Data entries
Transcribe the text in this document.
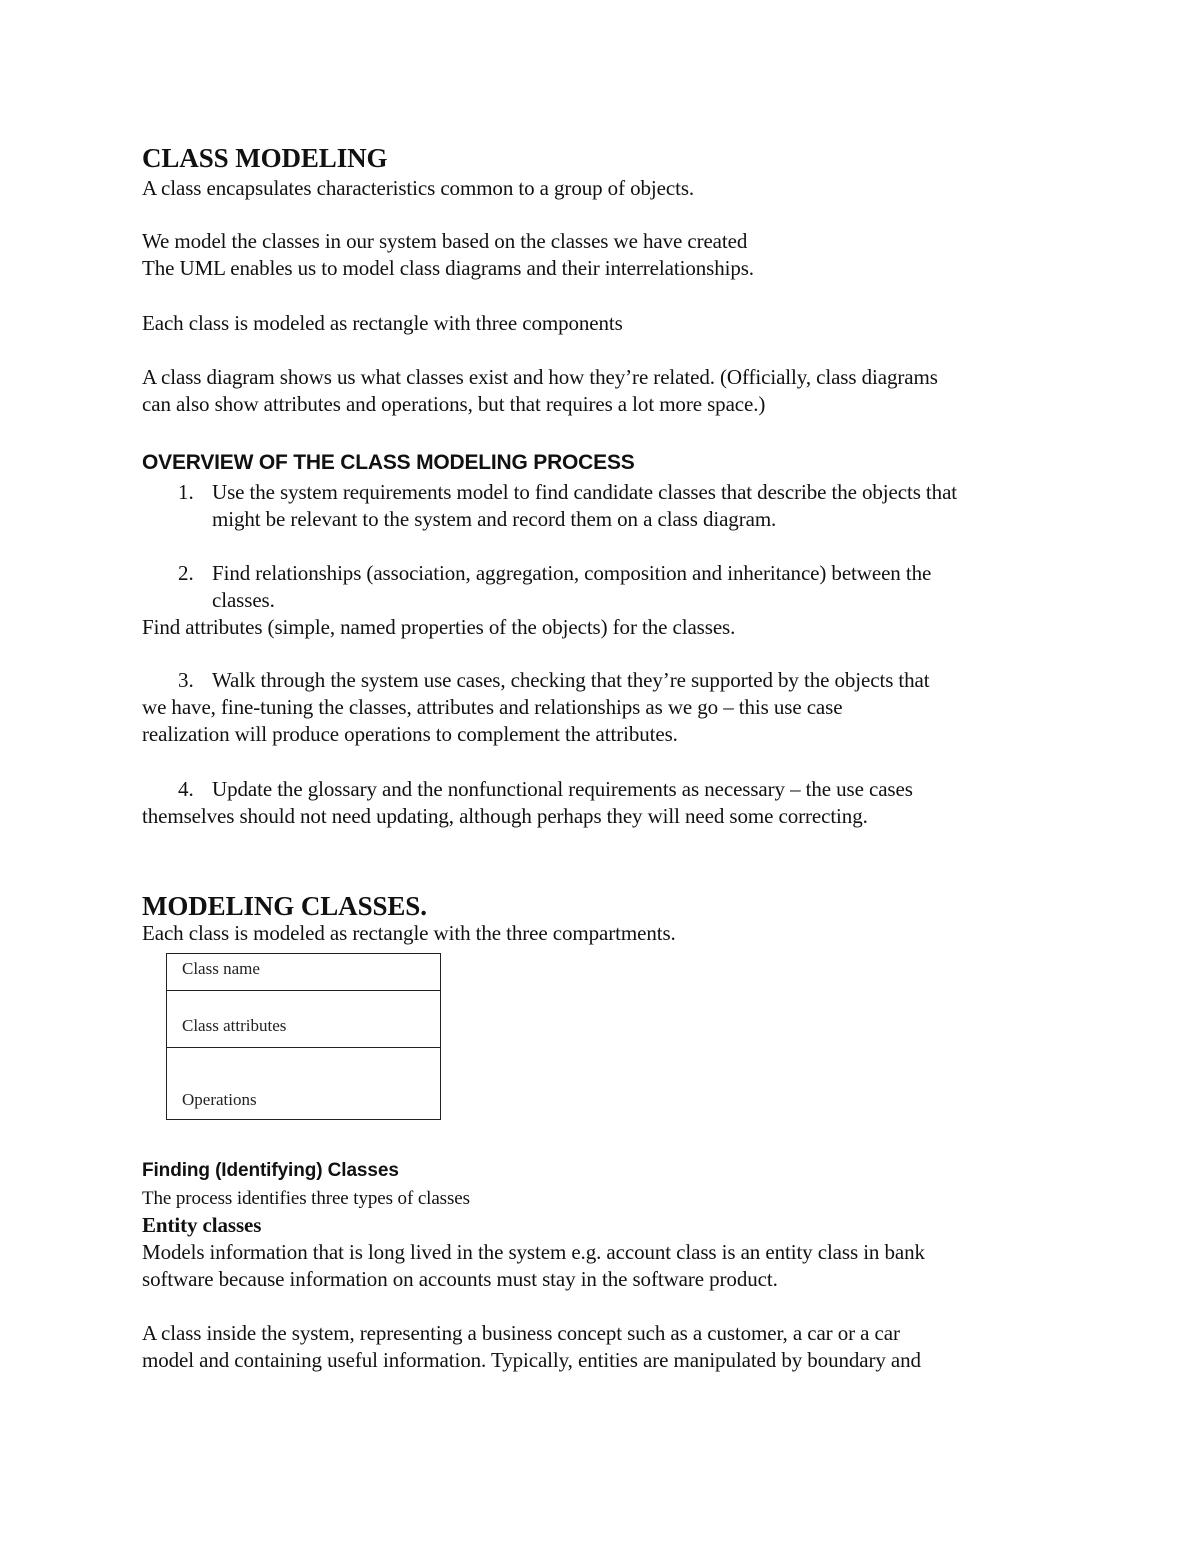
CLASS MODELING
A class encapsulates characteristics common to a group of objects.
We model the classes in our system based on the classes we have created
The UML enables us to model class diagrams and their interrelationships.
Each class is modeled as rectangle with three components
A class diagram shows us what classes exist and how they’re related. (Officially, class diagrams
can also show attributes and operations, but that requires a lot more space.)
OVERVIEW OF THE CLASS MODELING PROCESS
1. Use the system requirements model to find candidate classes that describe the objects that
might be relevant to the system and record them on a class diagram.
2. Find relationships (association, aggregation, composition and inheritance) between the
classes.
Find attributes (simple, named properties of the objects) for the classes.
3. Walk through the system use cases, checking that they’re supported by the objects that
we have, fine-tuning the classes, attributes and relationships as we go – this use case
realization will produce operations to complement the attributes.
4. Update the glossary and the nonfunctional requirements as necessary – the use cases
themselves should not need updating, although perhaps they will need some correcting.
MODELING CLASSES.
Each class is modeled as rectangle with the three compartments.
Finding (Identifying) Classes
The process identifies three types of classes
Entity classes
Models information that is long lived in the system e.g. account class is an entity class in bank
software because information on accounts must stay in the software product.
A class inside the system, representing a business concept such as a customer, a car or a car
model and containing useful information. Typically, entities are manipulated by boundary and
Class name
Class attributes
Operations
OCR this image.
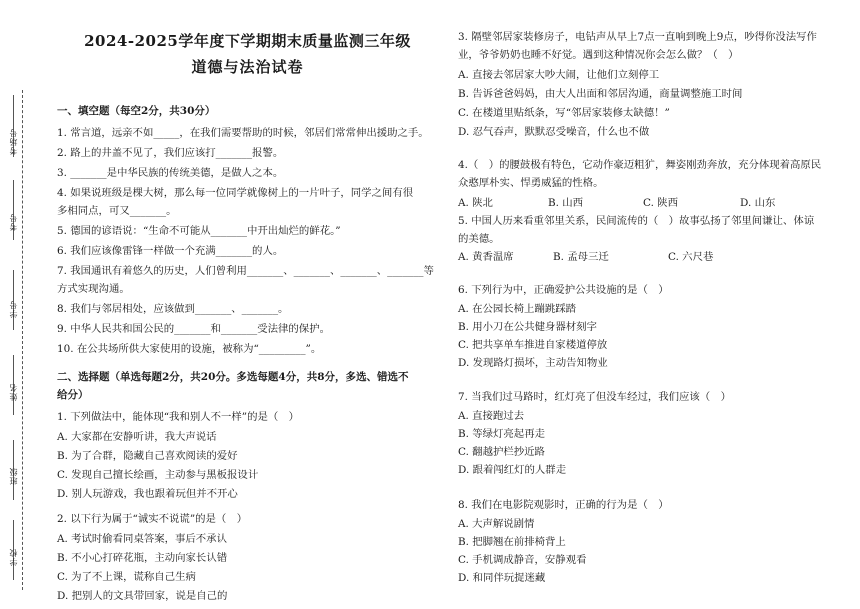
考场号
考号
学号
姓名
班级
学校
2024-2025学年度下学期期末质量监测三年级
道德与法治试卷
一、填空题（每空2分，共30分）
1. 常言道，远亲不如_____，在我们需要帮助的时候，邻居们常常伸出援助之手。
2. 路上的井盖不见了，我们应该打_______报警。
3. _______是中华民族的传统美德，是做人之本。
4. 如果说班级是棵大树，那么每一位同学就像树上的一片叶子，同学之间有很
多相同点，可又_______。
5. 德国的谚语说：“生命不可能从_______中开出灿烂的鲜花。”
6. 我们应该像雷锋一样做一个充满_______的人。
7. 我国通讯有着悠久的历史，人们曾利用_______、_______、_______、_______等
方式实现沟通。
8. 我们与邻居相处，应该做到_______、_______。
9. 中华人民共和国公民的_______和_______受法律的保护。
10. 在公共场所供大家使用的设施，被称为“_________”。
二、选择题（单选每题2分，共20分。多选每题4分，共8分，多选、错选不
给分）
1. 下列做法中，能体现“我和别人不一样”的是（　）
A. 大家都在安静听讲，我大声说话
B. 为了合群，隐藏自己喜欢阅读的爱好
C. 发现自己擅长绘画，主动参与黑板报设计
D. 别人玩游戏，我也跟着玩但并不开心
2. 以下行为属于“诚实不说谎”的是（　）
A. 考试时偷看同桌答案，事后不承认
B. 不小心打碎花瓶，主动向家长认错
C. 为了不上课，谎称自己生病
D. 把别人的文具带回家，说是自己的
3. 隔壁邻居家装修房子，电钻声从早上7点一直响到晚上9点，吵得你没法写作
业，爷爷奶奶也睡不好觉。遇到这种情况你会怎么做？（　）
A. 直接去邻居家大吵大闹，让他们立刻停工
B. 告诉爸爸妈妈，由大人出面和邻居沟通，商量调整施工时间
C. 在楼道里贴纸条，写“邻居家装修太缺德！”
D. 忍气吞声，默默忍受噪音，什么也不做
4.（　）的腰鼓极有特色，它动作豪迈粗犷，舞姿刚劲奔放，充分体现着高原民
众憨厚朴实、悍勇威猛的性格。
A. 陕北	B. 山西	C. 陕西	D. 山东
5. 中国人历来看重邻里关系，民间流传的（　）故事弘扬了邻里间谦让、体谅
的美德。
A. 黄香温席	B. 孟母三迁	C. 六尺巷
6. 下列行为中，正确爱护公共设施的是（　）
A. 在公园长椅上蹦跳踩踏
B. 用小刀在公共健身器材刻字
C. 把共享单车推进自家楼道停放
D. 发现路灯损坏，主动告知物业
7. 当我们过马路时，红灯亮了但没车经过，我们应该（　）
A. 直接跑过去
B. 等绿灯亮起再走
C. 翻越护栏抄近路
D. 跟着闯红灯的人群走
8. 我们在电影院观影时，正确的行为是（　）
A. 大声解说剧情
B. 把脚翘在前排椅背上
C. 手机调成静音，安静观看
D. 和同伴玩捉迷藏
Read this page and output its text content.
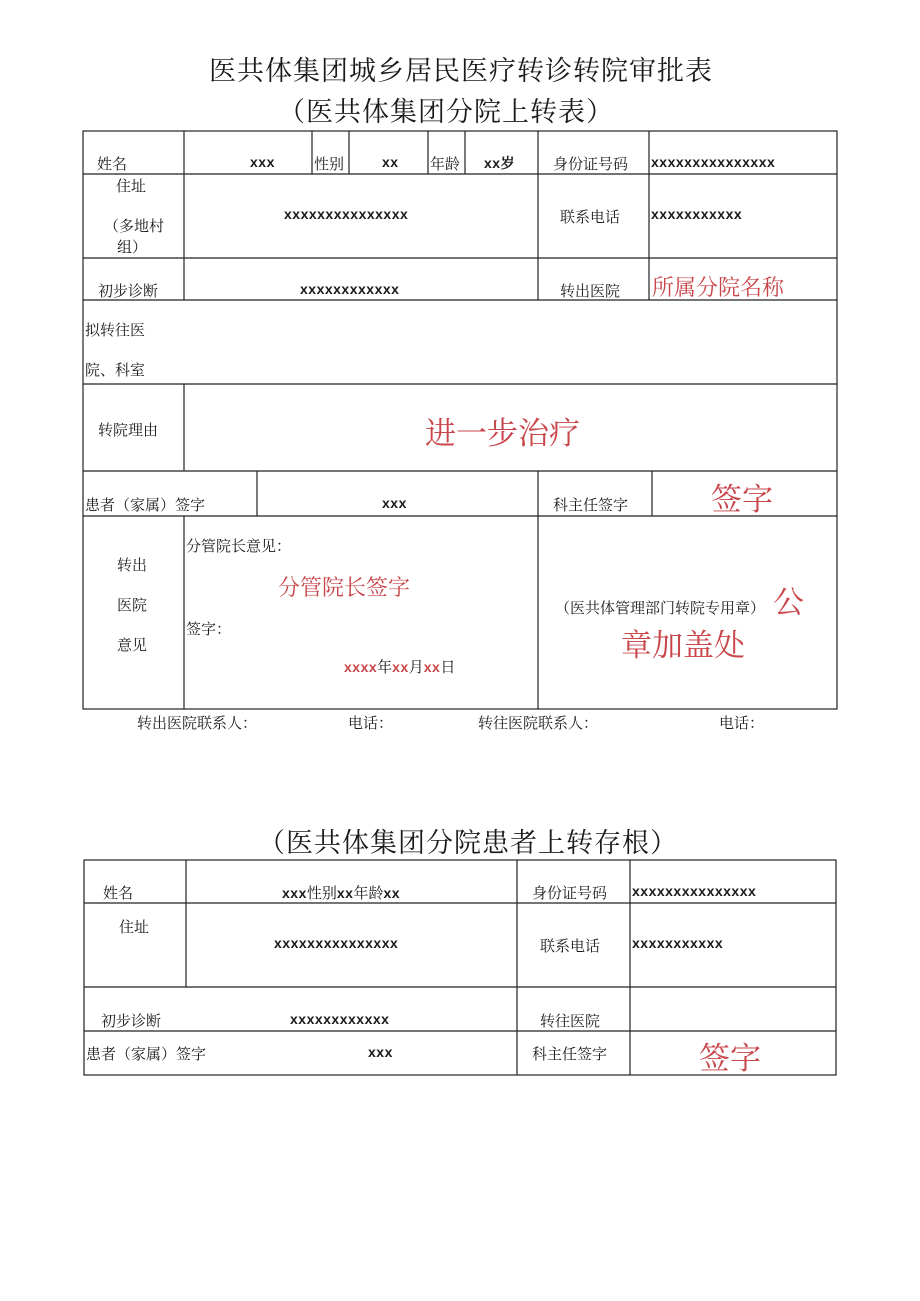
医共体集团城乡居民医疗转诊转院审批表
（医共体集团分院上转表）
姓名	xxx	性别	xx 年龄 xx岁	身份证号码 xxxxxxxxxxxxxxx
住址
（多地村
组）
xxxxxxxxxxxxxxx	联系电话 xxxxxxxxxxx
初步诊断	xxxxxxxxxxxx	转出医院 所属分院名称
拟转往医
院、科室
转院理由	进一步治疗
患者（家属）签字	xxx	科主任签字	签字
转出
医院
意见
分管院长意见：
分管院长签字
签字：
xxxx年xx月xx日
（医共体管理部门转院专用章） 公
章加盖处
转出医院联系人：	电话：	转往医院联系人：	电话：
（医共体集团分院患者上转存根）
姓名	xxx性别xx年龄xx	身份证号码 xxxxxxxxxxxxxxx
住址
xxxxxxxxxxxxxxx	联系电话 xxxxxxxxxxx
初步诊断	xxxxxxxxxxxx	转往医院
患者（家属）签字	xxx	科主任签字	签字
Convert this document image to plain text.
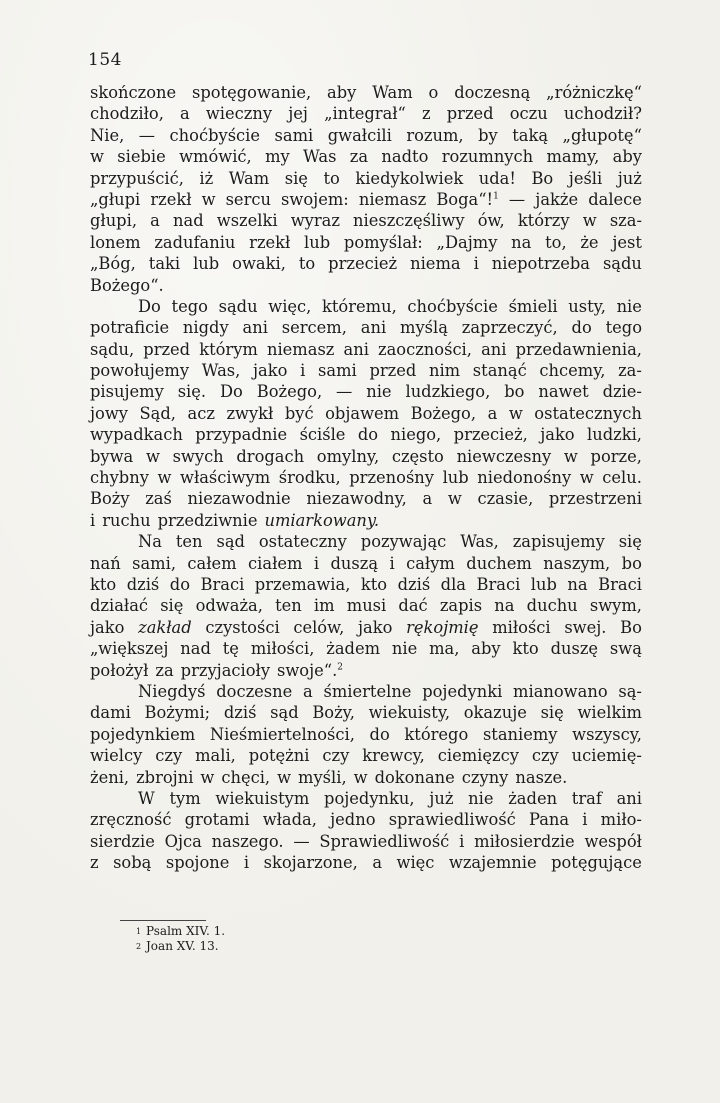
154
skończone spotęgowanie, aby Wam o doczesną „różniczkę“
chodziło, a wieczny jej „integrał“ z przed oczu uchodził?
Nie, — choćbyście sami gwałcili rozum, by taką „głupotę“
w siebie wmówić, my Was za nadto rozumnych mamy, aby
przypuścić, iż Wam się to kiedykolwiek uda! Bo jeśli już
„głupi rzekł w sercu swojem: niemasz Boga“!$^1$ — jakże dalece
głupi, a nad wszelki wyraz nieszczęśliwy ów, którzy w sza-
lonem zadufaniu rzekł lub pomyślał: „Dajmy na to, że jest
„Bóg, taki lub owaki, to przecież niema i niepotrzeba sądu
Bożego“.
Do tego sądu więc, któremu, choćbyście śmieli usty, nie
potraficie nigdy ani sercem, ani myślą zaprzeczyć, do tego
sądu, przed którym niemasz ani zaoczności, ani przedawnienia,
powołujemy Was, jako i sami przed nim stanąć chcemy, za-
pisujemy się. Do Bożego, — nie ludzkiego, bo nawet dzie-
jowy Sąd, acz zwykł być objawem Bożego, a w ostatecznych
wypadkach przypadnie ściśle do niego, przecież, jako ludzki,
bywa w swych drogach omylny, często niewczesny w porze,
chybny w właściwym środku, przenośny lub niedonośny w celu.
Boży zaś niezawodnie niezawodny, a w czasie, przestrzeni
i ruchu przedziwnie umiarkowany.
Na ten sąd ostateczny pozywając Was, zapisujemy się
nań sami, całem ciałem i duszą i całym duchem naszym, bo
kto dziś do Braci przemawia, kto dziś dla Braci lub na Braci
działać się odważa, ten im musi dać zapis na duchu swym,
jako zakład czystości celów, jako rękojmię miłości swej. Bo
„większej nad tę miłości, żadem nie ma, aby kto duszę swą
położył za przyjacioły swoje“.$^2$
Niegdyś doczesne a śmiertelne pojedynki mianowano są-
dami Bożymi; dziś sąd Boży, wiekuisty, okazuje się wielkim
pojedynkiem Nieśmiertelności, do którego staniemy wszyscy,
wielcy czy mali, potężni czy krewcy, ciemięzcy czy uciemię-
żeni, zbrojni w chęci, w myśli, w dokonane czyny nasze.
W tym wiekuistym pojedynku, już nie żaden traf ani
zręczność grotami włada, jedno sprawiedliwość Pana i miło-
sierdzie Ojca naszego. — Sprawiedliwość i miłosierdzie wespół
z sobą spojone i skojarzone, a więc wzajemnie potęgujące
1 Psalm XIV. 1.
2 Joan XV. 13.
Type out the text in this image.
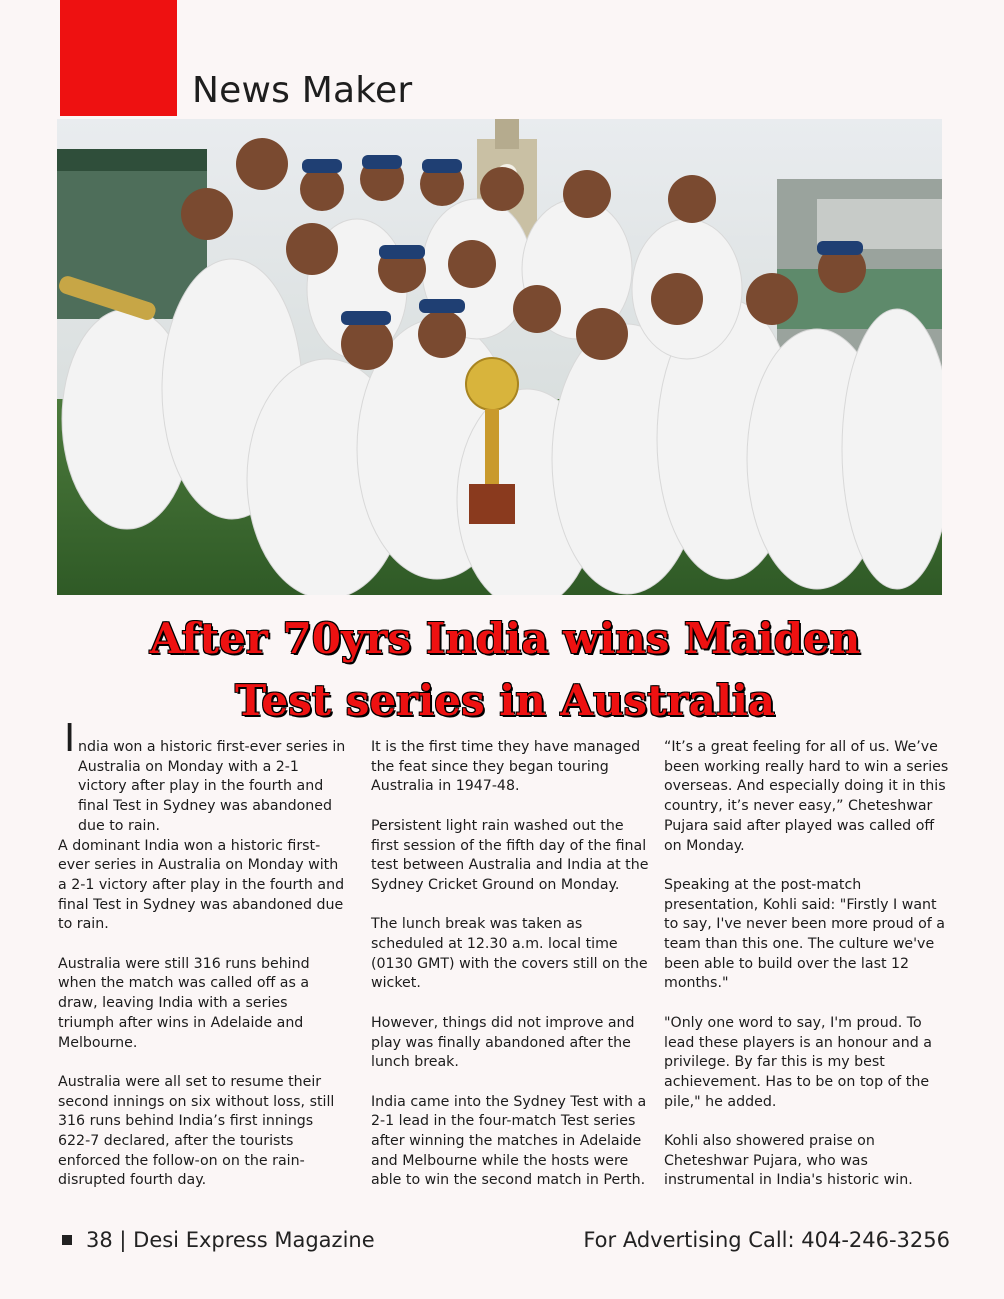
News Maker
After 70yrs India wins Maiden
Test series in Australia

I ndia won a historic first-ever series in Australia on Monday with a 2-1 victory after play in the fourth and final Test in Sydney was abandoned due to rain.

A dominant India won a historic first-ever series in Australia on Monday with a 2-1 victory after play in the fourth and final Test in Sydney was abandoned due to rain.

Australia were still 316 runs behind when the match was called off as a draw, leaving India with a series triumph after wins in Adelaide and Melbourne.

Australia were all set to resume their second innings on six without loss, still 316 runs behind India’s first innings 622-7 declared, after the tourists enforced the follow-on on the rain-disrupted fourth day.

It is the first time they have managed the feat since they began touring Australia in 1947-48.

Persistent light rain washed out the first session of the fifth day of the final test between Australia and India at the Sydney Cricket Ground on Monday.

The lunch break was taken as scheduled at 12.30 a.m. local time (0130 GMT) with the covers still on the wicket.

However, things did not improve and play was finally abandoned after the lunch break.

India came into the Sydney Test with a 2-1 lead in the four-match Test series after winning the matches in Adelaide and Melbourne while the hosts were able to win the second match in Perth.

“It’s a great feeling for all of us. We’ve been working really hard to win a series overseas. And especially doing it in this country, it’s never easy,” Cheteshwar Pujara said after played was called off on Monday.

Speaking at the post-match presentation, Kohli said: "Firstly I want to say, I've never been more proud of a team than this one. The culture we've been able to build over the last 12 months."

"Only one word to say, I'm proud. To lead these players is an honour and a privilege. By far this is my best achievement. Has to be on top of the pile," he added.

Kohli also showered praise on Cheteshwar Pujara, who was instrumental in India's historic win.

38 | Desi Express Magazine	For Advertising Call: 404-246-3256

* TASK OBJECTIVE *
Find all lines with "Melbourne" in them and copy each one.

* COMPLETE RESPONSE *
Australia were still 316 runs behind when the match was called off as a draw, leaving India with a series triumph after wins in Adelaide and Melbourne.
India came into the Sydney Test with a 2-1 lead in the four-match Test series after winning the matches in Adelaide and Melbourne while the hosts were able to win the second match in Perth.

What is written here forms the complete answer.